** Start of Stored rows **

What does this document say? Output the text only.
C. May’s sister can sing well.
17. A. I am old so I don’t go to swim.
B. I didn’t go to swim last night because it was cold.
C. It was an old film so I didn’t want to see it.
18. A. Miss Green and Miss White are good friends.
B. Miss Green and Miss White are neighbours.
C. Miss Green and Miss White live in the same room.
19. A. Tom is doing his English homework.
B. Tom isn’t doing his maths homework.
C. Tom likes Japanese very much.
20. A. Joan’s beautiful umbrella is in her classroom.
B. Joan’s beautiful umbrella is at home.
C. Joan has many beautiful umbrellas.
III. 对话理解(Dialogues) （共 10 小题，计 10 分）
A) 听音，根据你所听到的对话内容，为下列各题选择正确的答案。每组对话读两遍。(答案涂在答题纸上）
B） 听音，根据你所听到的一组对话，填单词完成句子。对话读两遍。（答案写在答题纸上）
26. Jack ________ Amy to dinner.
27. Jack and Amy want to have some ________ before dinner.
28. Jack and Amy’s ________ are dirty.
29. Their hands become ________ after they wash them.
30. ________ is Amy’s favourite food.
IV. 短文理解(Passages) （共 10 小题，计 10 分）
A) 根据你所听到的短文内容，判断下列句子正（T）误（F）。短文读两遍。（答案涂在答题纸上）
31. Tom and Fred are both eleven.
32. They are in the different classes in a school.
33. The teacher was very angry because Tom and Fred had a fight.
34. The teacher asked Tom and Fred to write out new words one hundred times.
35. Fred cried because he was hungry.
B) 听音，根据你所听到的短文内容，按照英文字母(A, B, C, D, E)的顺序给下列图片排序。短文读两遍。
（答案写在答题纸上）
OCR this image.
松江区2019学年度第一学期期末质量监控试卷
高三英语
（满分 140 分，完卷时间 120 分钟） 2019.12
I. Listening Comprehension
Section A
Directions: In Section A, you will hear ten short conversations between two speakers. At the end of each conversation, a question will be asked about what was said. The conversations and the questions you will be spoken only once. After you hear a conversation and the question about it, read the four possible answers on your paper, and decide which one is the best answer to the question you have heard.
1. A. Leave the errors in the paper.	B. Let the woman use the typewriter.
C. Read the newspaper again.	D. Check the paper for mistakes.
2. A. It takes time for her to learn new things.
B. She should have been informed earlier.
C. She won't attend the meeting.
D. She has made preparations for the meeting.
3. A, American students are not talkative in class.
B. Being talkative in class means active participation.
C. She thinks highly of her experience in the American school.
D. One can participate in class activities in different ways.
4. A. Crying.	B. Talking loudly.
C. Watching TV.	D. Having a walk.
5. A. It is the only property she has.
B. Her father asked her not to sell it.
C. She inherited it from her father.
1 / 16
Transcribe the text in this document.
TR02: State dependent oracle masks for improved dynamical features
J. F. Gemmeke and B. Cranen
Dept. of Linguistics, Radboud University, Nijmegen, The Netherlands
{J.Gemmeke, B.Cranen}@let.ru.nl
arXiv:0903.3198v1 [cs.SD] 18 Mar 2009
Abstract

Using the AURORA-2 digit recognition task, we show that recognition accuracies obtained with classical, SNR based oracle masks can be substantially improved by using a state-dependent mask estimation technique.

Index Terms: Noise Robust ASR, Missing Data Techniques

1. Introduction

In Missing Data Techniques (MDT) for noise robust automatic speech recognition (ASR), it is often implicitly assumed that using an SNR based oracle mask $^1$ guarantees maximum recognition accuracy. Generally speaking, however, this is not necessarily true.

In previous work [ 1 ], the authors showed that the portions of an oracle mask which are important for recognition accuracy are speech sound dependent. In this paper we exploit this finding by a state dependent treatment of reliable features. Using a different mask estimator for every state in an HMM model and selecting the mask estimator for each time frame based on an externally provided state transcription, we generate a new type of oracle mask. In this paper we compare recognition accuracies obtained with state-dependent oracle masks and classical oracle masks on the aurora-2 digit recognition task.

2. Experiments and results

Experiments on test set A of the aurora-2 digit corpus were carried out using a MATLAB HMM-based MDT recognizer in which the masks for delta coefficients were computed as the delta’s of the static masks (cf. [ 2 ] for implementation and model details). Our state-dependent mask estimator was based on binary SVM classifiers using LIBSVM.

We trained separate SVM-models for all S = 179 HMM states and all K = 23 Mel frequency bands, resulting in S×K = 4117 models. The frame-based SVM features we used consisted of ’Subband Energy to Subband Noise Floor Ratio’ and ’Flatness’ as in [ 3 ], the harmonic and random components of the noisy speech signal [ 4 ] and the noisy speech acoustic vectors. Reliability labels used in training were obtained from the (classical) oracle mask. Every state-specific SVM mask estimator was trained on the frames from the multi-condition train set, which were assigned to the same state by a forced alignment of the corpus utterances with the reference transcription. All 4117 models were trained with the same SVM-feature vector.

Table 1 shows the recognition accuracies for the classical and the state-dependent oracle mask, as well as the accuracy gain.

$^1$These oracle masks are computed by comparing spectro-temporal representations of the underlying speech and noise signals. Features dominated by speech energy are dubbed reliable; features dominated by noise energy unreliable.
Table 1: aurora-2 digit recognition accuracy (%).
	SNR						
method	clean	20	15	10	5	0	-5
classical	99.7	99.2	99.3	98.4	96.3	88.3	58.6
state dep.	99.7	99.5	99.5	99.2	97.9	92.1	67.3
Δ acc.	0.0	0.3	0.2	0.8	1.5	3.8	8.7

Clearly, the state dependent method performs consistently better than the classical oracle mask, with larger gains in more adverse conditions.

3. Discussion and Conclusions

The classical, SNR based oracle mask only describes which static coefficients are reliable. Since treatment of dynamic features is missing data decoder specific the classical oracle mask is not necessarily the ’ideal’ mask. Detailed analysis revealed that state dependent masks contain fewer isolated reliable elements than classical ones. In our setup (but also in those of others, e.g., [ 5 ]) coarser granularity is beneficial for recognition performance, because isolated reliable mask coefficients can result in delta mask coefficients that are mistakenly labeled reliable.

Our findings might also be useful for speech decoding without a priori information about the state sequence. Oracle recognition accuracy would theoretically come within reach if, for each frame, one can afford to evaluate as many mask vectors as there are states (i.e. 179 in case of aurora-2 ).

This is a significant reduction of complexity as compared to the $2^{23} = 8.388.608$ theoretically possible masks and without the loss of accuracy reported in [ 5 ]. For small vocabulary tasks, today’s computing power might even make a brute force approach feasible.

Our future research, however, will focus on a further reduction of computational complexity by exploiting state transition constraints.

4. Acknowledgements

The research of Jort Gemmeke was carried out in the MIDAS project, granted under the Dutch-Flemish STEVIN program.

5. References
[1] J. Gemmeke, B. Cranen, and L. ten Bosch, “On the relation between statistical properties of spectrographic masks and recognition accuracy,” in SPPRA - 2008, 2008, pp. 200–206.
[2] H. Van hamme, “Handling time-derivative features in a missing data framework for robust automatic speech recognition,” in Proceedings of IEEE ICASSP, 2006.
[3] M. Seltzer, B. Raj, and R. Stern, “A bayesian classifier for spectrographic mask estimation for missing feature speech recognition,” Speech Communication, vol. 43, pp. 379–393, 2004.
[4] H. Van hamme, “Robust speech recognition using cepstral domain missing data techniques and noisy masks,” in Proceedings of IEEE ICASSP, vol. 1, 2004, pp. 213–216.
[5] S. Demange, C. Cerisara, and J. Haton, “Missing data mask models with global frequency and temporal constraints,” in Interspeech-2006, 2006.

** End of Stored rows **

Written exercise: Copy all the lines, exactly.

Exercise solution:
What does this document say? Output the text only.
C. May’s sister can sing well.
17. A. I am old so I don’t go to swim.
B. I didn’t go to swim last night because it was cold.
C. It was an old film so I didn’t want to see it.
18. A. Miss Green and Miss White are good friends.
B. Miss Green and Miss White are neighbours.
C. Miss Green and Miss White live in the same room.
19. A. Tom is doing his English homework.
B. Tom isn’t doing his maths homework.
C. Tom likes Japanese very much.
20. A. Joan’s beautiful umbrella is in her classroom.
B. Joan’s beautiful umbrella is at home.
C. Joan has many beautiful umbrellas.
III. 对话理解(Dialogues) （共 10 小题，计 10 分）
A) 听音，根据你所听到的对话内容，为下列各题选择正确的答案。每组对话读两遍。(答案涂在答题纸上）
B） 听音，根据你所听到的一组对话，填单词完成句子。对话读两遍。（答案写在答题纸上）
26. Jack ________ Amy to dinner.
27. Jack and Amy want to have some ________ before dinner.
28. Jack and Amy’s ________ are dirty.
29. Their hands become ________ after they wash them.
30. ________ is Amy’s favourite food.
IV. 短文理解(Passages) （共 10 小题，计 10 分）
A) 根据你所听到的短文内容，判断下列句子正（T）误（F）。短文读两遍。（答案涂在答题纸上）
31. Tom and Fred are both eleven.
32. They are in the different classes in a school.
33. The teacher was very angry because Tom and Fred had a fight.
34. The teacher asked Tom and Fred to write out new words one hundred times.
35. Fred cried because he was hungry.
B) 听音，根据你所听到的短文内容，按照英文字母(A, B, C, D, E)的顺序给下列图片排序。短文读两遍。
（答案写在答题纸上）
OCR this image.
松江区2019学年度第一学期期末质量监控试卷
高三英语
（满分 140 分，完卷时间 120 分钟） 2019.12
I. Listening Comprehension
Section A
Directions: In Section A, you will hear ten short conversations between two speakers. At the end of each conversation, a question will be asked about what was said. The conversations and the questions you will be spoken only once. After you hear a conversation and the question about it, read the four possible answers on your paper, and decide which one is the best answer to the question you have heard.
1. A. Leave the errors in the paper.	B. Let the woman use the typewriter.
C. Read the newspaper again.	D. Check the paper for mistakes.
2. A. It takes time for her to learn new things.
B. She should have been informed earlier.
C. She won't attend the meeting.
D. She has made preparations for the meeting.
3. A, American students are not talkative in class.
B. Being talkative in class means active participation.
C. She thinks highly of her experience in the American school.
D. One can participate in class activities in different ways.
4. A. Crying.	B. Talking loudly.
C. Watching TV.	D. Having a walk.
5. A. It is the only property she has.
B. Her father asked her not to sell it.
C. She inherited it from her father.
1 / 16
Transcribe the text in this document.
TR02: State dependent oracle masks for improved dynamical features
J. F. Gemmeke and B. Cranen
Dept. of Linguistics, Radboud University, Nijmegen, The Netherlands
{J.Gemmeke, B.Cranen}@let.ru.nl
arXiv:0903.3198v1 [cs.SD] 18 Mar 2009
Abstract

Using the AURORA-2 digit recognition task, we show that recognition accuracies obtained with classical, SNR based oracle masks can be substantially improved by using a state-dependent mask estimation technique.

Index Terms: Noise Robust ASR, Missing Data Techniques

1. Introduction

In Missing Data Techniques (MDT) for noise robust automatic speech recognition (ASR), it is often implicitly assumed that using an SNR based oracle mask $^1$ guarantees maximum recognition accuracy. Generally speaking, however, this is not necessarily true.

In previous work [ 1 ], the authors showed that the portions of an oracle mask which are important for recognition accuracy are speech sound dependent. In this paper we exploit this finding by a state dependent treatment of reliable features. Using a different mask estimator for every state in an HMM model and selecting the mask estimator for each time frame based on an externally provided state transcription, we generate a new type of oracle mask. In this paper we compare recognition accuracies obtained with state-dependent oracle masks and classical oracle masks on the aurora-2 digit recognition task.

2. Experiments and results

Experiments on test set A of the aurora-2 digit corpus were carried out using a MATLAB HMM-based MDT recognizer in which the masks for delta coefficients were computed as the delta’s of the static masks (cf. [ 2 ] for implementation and model details). Our state-dependent mask estimator was based on binary SVM classifiers using LIBSVM.

We trained separate SVM-models for all S = 179 HMM states and all K = 23 Mel frequency bands, resulting in S×K = 4117 models. The frame-based SVM features we used consisted of ’Subband Energy to Subband Noise Floor Ratio’ and ’Flatness’ as in [ 3 ], the harmonic and random components of the noisy speech signal [ 4 ] and the noisy speech acoustic vectors. Reliability labels used in training were obtained from the (classical) oracle mask. Every state-specific SVM mask estimator was trained on the frames from the multi-condition train set, which were assigned to the same state by a forced alignment of the corpus utterances with the reference transcription. All 4117 models were trained with the same SVM-feature vector.

Table 1 shows the recognition accuracies for the classical and the state-dependent oracle mask, as well as the accuracy gain.

$^1$These oracle masks are computed by comparing spectro-temporal representations of the underlying speech and noise signals. Features dominated by speech energy are dubbed reliable; features dominated by noise energy unreliable.
Table 1: aurora-2 digit recognition accuracy (%).
	SNR						
method	clean	20	15	10	5	0	-5
classical	99.7	99.2	99.3	98.4	96.3	88.3	58.6
state dep.	99.7	99.5	99.5	99.2	97.9	92.1	67.3
Δ acc.	0.0	0.3	0.2	0.8	1.5	3.8	8.7

Clearly, the state dependent method performs consistently better than the classical oracle mask, with larger gains in more adverse conditions.

3. Discussion and Conclusions

The classical, SNR based oracle mask only describes which static coefficients are reliable. Since treatment of dynamic features is missing data decoder specific the classical oracle mask is not necessarily the ’ideal’ mask. Detailed analysis revealed that state dependent masks contain fewer isolated reliable elements than classical ones. In our setup (but also in those of others, e.g., [ 5 ]) coarser granularity is beneficial for recognition performance, because isolated reliable mask coefficients can result in delta mask coefficients that are mistakenly labeled reliable.

Our findings might also be useful for speech decoding without a priori information about the state sequence. Oracle recognition accuracy would theoretically come within reach if, for each frame, one can afford to evaluate as many mask vectors as there are states (i.e. 179 in case of aurora-2 ).

This is a significant reduction of complexity as compared to the $2^{23} = 8.388.608$ theoretically possible masks and without the loss of accuracy reported in [ 5 ]. For small vocabulary tasks, today’s computing power might even make a brute force approach feasible.

Our future research, however, will focus on a further reduction of computational complexity by exploiting state transition constraints.

4. Acknowledgements

The research of Jort Gemmeke was carried out in the MIDAS project, granted under the Dutch-Flemish STEVIN program.

5. References
[1] J. Gemmeke, B. Cranen, and L. ten Bosch, “On the relation between statistical properties of spectrographic masks and recognition accuracy,” in SPPRA - 2008, 2008, pp. 200–206.
[2] H. Van hamme, “Handling time-derivative features in a missing data framework for robust automatic speech recognition,” in Proceedings of IEEE ICASSP, 2006.
[3] M. Seltzer, B. Raj, and R. Stern, “A bayesian classifier for spectrographic mask estimation for missing feature speech recognition,” Speech Communication, vol. 43, pp. 379–393, 2004.
[4] H. Van hamme, “Robust speech recognition using cepstral domain missing data techniques and noisy masks,” in Proceedings of IEEE ICASSP, vol. 1, 2004, pp. 213–216.
[5] S. Demange, C. Cerisara, and J. Haton, “Missing data mask models with global frequency and temporal constraints,” in Interspeech-2006, 2006.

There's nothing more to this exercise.